[Stored records]:
______
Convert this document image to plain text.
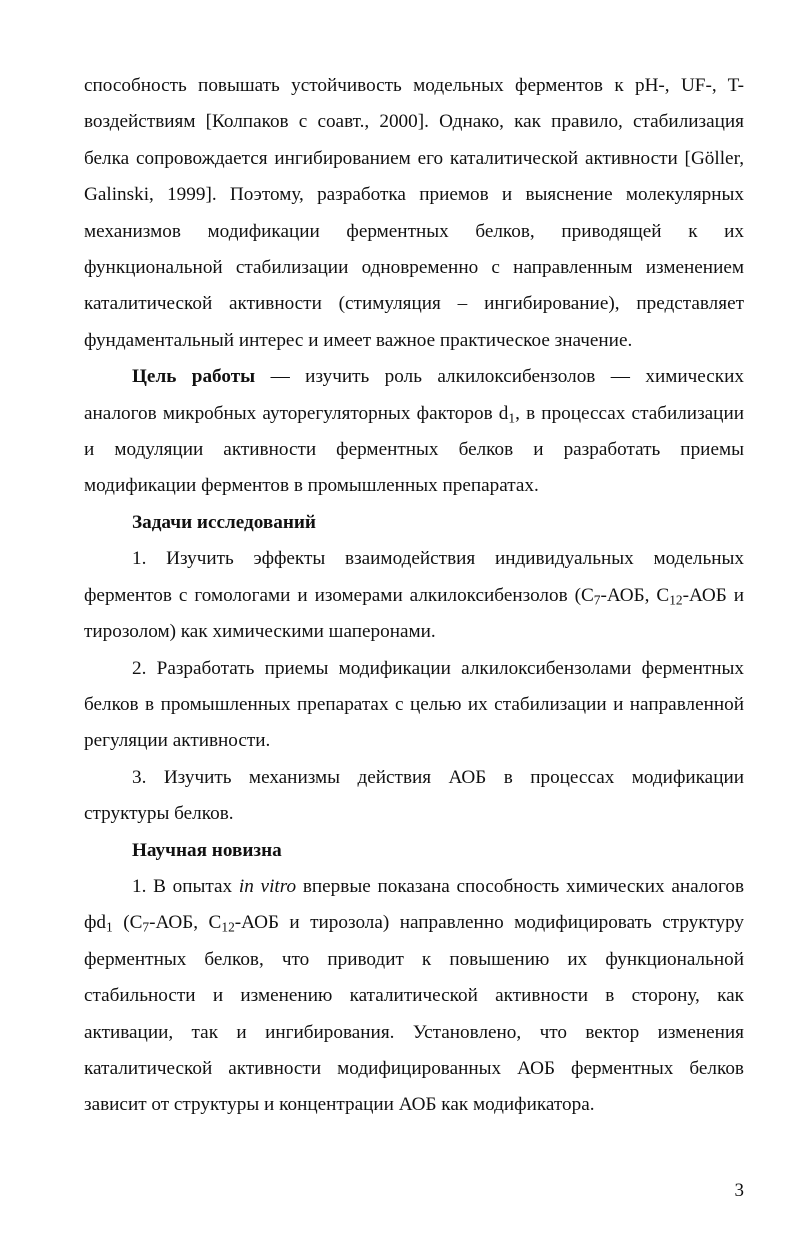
способность повышать устойчивость модельных ферментов к pH-, UF-, T-воздействиям [Колпаков с соавт., 2000]. Однако, как правило, стабилизация белка сопровождается ингибированием его каталитической активности [Göller, Galinski, 1999]. Поэтому, разработка приемов и выяснение молекулярных механизмов модификации ферментных белков, приводящей к их функциональной стабилизации одновременно с направленным изменением каталитической активности (стимуляция – ингибирование), представляет фундаментальный интерес и имеет важное практическое значение.

Цель работы — изучить роль алкилоксибензолов — химических аналогов микробных ауторегуляторных факторов $d_1$, в процессах стабилизации и модуляции активности ферментных белков и разработать приемы модификации ферментов в промышленных препаратах.

Задачи исследований

1. Изучить эффекты взаимодействия индивидуальных модельных ферментов с гомологами и изомерами алкилоксибензолов ($C_7$-АОБ, $C_{12}$-АОБ и тирозолом) как химическими шаперонами.

2. Разработать приемы модификации алкилоксибензолами ферментных белков в промышленных препаратах с целью их стабилизации и направленной регуляции активности.

3. Изучить механизмы действия АОБ в процессах модификации структуры белков.

Научная новизна

1. В опытах in vitro впервые показана способность химических аналогов $фd_1$ ($C_7$-АОБ, $C_{12}$-АОБ и тирозола) направленно модифицировать структуру ферментных белков, что приводит к повышению их функциональной стабильности и изменению каталитической активности в сторону, как активации, так и ингибирования. Установлено, что вектор изменения каталитической активности модифицированных АОБ ферментных белков зависит от структуры и концентрации АОБ как модификатора.

3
______
[Problem description]:
Print the full listing exactly, dropping the pictures.

[Exercise response]:
Convert this document image to plain text.
способность повышать устойчивость модельных ферментов к pH-, UF-, T-воздействиям [Колпаков с соавт., 2000]. Однако, как правило, стабилизация белка сопровождается ингибированием его каталитической активности [Göller, Galinski, 1999]. Поэтому, разработка приемов и выяснение молекулярных механизмов модификации ферментных белков, приводящей к их функциональной стабилизации одновременно с направленным изменением каталитической активности (стимуляция – ингибирование), представляет фундаментальный интерес и имеет важное практическое значение.

Цель работы — изучить роль алкилоксибензолов — химических аналогов микробных ауторегуляторных факторов $d_1$, в процессах стабилизации и модуляции активности ферментных белков и разработать приемы модификации ферментов в промышленных препаратах.

Задачи исследований

1. Изучить эффекты взаимодействия индивидуальных модельных ферментов с гомологами и изомерами алкилоксибензолов ($C_7$-АОБ, $C_{12}$-АОБ и тирозолом) как химическими шаперонами.

2. Разработать приемы модификации алкилоксибензолами ферментных белков в промышленных препаратах с целью их стабилизации и направленной регуляции активности.

3. Изучить механизмы действия АОБ в процессах модификации структуры белков.

Научная новизна

1. В опытах in vitro впервые показана способность химических аналогов $фd_1$ ($C_7$-АОБ, $C_{12}$-АОБ и тирозола) направленно модифицировать структуру ферментных белков, что приводит к повышению их функциональной стабильности и изменению каталитической активности в сторону, как активации, так и ингибирования. Установлено, что вектор изменения каталитической активности модифицированных АОБ ферментных белков зависит от структуры и концентрации АОБ как модификатора.

3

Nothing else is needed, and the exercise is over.